## What you are asked to do
Examine the material below. Gather every line in which the string "ffffff" appears.

(Extracts from a graphics dataset)
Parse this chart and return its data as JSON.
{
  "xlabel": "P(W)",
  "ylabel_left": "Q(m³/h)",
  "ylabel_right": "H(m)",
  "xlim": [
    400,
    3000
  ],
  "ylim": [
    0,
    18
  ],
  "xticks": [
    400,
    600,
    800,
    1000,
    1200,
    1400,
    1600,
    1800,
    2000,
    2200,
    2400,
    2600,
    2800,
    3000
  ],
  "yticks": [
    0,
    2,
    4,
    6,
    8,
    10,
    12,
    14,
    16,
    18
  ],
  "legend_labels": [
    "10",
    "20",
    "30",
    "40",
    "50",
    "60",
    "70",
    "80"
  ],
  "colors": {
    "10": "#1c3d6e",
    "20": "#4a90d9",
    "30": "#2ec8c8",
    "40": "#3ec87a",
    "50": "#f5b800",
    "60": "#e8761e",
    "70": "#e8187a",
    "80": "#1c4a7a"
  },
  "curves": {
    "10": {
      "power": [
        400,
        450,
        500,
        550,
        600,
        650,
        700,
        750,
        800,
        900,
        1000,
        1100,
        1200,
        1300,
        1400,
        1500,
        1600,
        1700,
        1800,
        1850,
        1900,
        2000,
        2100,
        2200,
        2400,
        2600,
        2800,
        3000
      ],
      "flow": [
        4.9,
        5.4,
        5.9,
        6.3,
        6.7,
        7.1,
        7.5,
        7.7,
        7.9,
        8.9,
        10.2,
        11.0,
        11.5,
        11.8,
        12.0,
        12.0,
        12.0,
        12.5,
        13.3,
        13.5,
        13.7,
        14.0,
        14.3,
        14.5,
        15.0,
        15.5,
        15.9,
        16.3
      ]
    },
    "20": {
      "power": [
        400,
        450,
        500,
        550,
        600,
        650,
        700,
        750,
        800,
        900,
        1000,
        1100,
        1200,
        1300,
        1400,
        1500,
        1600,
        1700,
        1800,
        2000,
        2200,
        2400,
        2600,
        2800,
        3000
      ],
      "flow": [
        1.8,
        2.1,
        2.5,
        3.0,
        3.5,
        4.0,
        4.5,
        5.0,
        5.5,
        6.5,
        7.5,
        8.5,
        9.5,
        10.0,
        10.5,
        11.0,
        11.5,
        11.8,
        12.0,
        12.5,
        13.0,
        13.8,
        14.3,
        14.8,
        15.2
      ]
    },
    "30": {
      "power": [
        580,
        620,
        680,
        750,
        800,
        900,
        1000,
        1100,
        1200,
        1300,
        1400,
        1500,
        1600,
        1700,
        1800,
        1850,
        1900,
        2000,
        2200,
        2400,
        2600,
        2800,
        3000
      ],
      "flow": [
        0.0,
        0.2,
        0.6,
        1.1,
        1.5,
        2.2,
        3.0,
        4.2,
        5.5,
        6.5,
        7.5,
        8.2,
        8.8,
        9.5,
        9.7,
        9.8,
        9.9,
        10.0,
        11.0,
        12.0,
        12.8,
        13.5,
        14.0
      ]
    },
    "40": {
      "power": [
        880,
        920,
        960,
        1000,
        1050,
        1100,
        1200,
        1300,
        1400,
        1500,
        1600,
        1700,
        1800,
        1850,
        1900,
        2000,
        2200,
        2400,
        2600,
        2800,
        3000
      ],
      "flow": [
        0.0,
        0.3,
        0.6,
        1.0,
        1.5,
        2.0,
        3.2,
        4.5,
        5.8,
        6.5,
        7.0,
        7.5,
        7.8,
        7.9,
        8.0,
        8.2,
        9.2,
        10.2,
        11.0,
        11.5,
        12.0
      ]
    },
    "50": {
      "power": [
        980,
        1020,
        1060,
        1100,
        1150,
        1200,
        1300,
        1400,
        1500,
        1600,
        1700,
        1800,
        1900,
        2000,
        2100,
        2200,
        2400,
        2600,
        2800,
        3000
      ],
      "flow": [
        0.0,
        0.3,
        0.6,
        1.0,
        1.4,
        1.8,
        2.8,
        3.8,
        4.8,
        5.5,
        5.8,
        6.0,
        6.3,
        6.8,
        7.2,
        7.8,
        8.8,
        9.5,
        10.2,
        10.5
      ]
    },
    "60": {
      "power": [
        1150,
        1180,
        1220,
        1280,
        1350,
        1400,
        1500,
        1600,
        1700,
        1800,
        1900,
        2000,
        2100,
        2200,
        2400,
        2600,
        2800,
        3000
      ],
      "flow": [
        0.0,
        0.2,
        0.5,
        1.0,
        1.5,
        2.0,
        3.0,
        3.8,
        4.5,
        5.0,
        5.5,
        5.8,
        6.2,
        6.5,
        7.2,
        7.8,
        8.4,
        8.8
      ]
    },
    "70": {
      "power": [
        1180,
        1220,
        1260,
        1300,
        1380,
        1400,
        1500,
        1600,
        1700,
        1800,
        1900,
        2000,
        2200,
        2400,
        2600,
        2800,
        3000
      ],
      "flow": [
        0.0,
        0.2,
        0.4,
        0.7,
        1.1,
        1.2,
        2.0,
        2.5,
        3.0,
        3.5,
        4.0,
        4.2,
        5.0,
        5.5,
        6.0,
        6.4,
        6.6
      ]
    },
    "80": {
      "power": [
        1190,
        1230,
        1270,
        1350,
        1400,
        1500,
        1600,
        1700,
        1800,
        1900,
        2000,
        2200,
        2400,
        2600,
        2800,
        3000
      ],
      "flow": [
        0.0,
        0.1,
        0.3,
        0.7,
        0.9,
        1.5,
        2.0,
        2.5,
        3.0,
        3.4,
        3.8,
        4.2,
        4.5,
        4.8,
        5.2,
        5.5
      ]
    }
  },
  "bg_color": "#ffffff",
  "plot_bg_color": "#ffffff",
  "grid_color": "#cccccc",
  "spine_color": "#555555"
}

## Completed exercise
  "bg_color": "#ffffff",
  "plot_bg_color": "#ffffff",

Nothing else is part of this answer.